Do this — Report only the number of lines in this material that include the string "изложить".

——

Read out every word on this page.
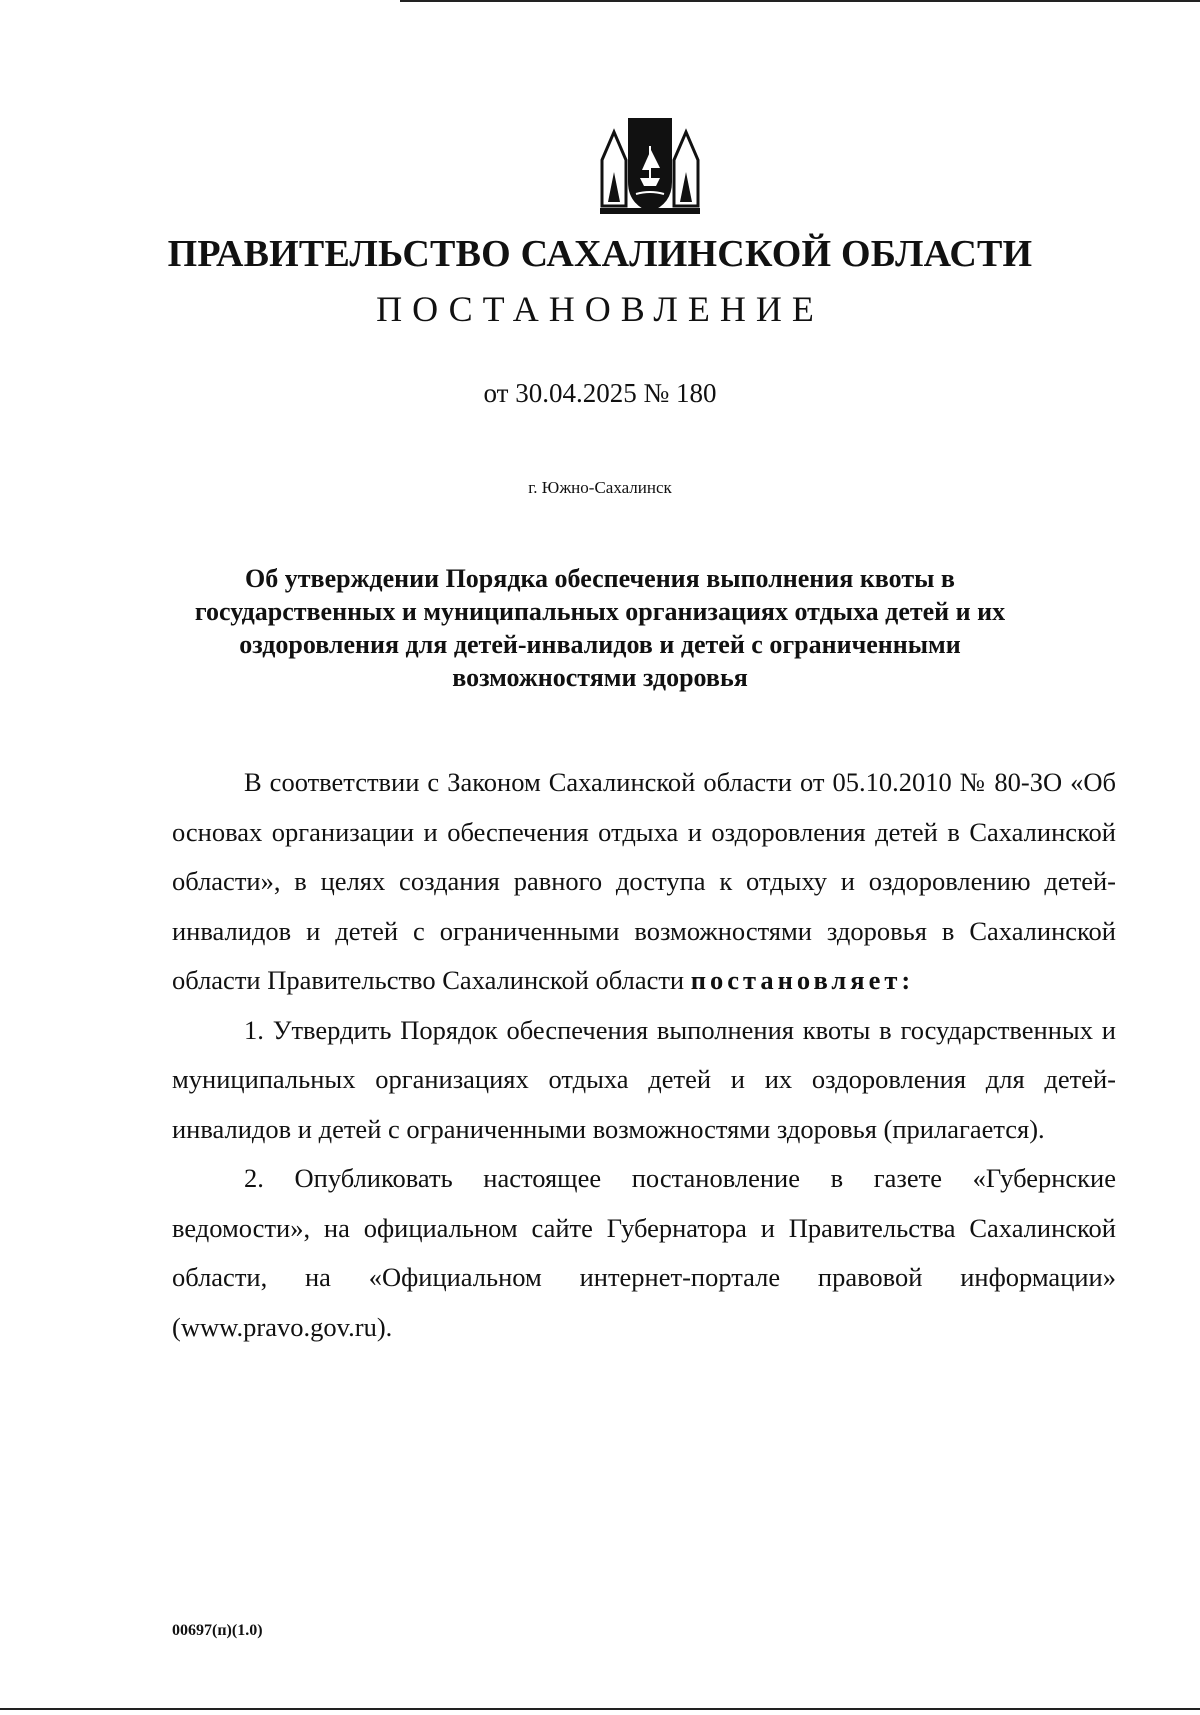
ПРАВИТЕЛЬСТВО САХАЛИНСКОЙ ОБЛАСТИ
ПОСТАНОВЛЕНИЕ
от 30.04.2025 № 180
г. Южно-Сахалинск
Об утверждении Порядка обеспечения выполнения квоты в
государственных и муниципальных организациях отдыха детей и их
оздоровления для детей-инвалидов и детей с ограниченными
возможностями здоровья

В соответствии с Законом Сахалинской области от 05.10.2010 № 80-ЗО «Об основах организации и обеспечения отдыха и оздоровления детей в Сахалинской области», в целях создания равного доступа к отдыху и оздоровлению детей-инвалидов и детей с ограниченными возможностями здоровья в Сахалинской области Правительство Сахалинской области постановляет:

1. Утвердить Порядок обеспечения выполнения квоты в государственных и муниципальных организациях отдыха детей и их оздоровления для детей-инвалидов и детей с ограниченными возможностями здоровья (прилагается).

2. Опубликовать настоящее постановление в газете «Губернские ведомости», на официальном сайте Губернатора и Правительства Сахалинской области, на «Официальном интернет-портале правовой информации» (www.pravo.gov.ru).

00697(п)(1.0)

——

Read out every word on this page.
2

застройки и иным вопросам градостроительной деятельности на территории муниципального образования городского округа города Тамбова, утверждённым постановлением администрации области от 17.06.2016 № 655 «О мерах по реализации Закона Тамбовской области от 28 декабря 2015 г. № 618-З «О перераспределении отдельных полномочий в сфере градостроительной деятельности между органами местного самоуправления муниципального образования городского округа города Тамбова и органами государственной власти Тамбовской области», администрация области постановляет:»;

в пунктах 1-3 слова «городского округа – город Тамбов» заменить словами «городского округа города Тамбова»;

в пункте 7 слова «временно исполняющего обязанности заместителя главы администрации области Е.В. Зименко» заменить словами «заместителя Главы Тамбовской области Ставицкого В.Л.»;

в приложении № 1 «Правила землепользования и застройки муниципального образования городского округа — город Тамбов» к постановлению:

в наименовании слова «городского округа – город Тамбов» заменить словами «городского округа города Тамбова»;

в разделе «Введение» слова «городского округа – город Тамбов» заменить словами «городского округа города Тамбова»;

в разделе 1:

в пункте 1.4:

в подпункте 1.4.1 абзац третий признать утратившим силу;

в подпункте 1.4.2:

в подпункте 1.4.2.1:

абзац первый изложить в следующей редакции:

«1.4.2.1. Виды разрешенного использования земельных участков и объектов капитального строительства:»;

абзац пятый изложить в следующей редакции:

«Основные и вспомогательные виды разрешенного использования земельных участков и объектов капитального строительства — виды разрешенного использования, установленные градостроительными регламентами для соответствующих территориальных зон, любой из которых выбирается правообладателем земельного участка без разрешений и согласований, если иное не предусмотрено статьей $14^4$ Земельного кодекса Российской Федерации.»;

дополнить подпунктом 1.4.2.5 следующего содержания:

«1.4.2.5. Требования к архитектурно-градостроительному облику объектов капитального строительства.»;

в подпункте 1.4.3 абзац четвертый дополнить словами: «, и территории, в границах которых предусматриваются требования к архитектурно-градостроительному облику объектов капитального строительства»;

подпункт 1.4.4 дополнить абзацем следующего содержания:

——

Right answer — 2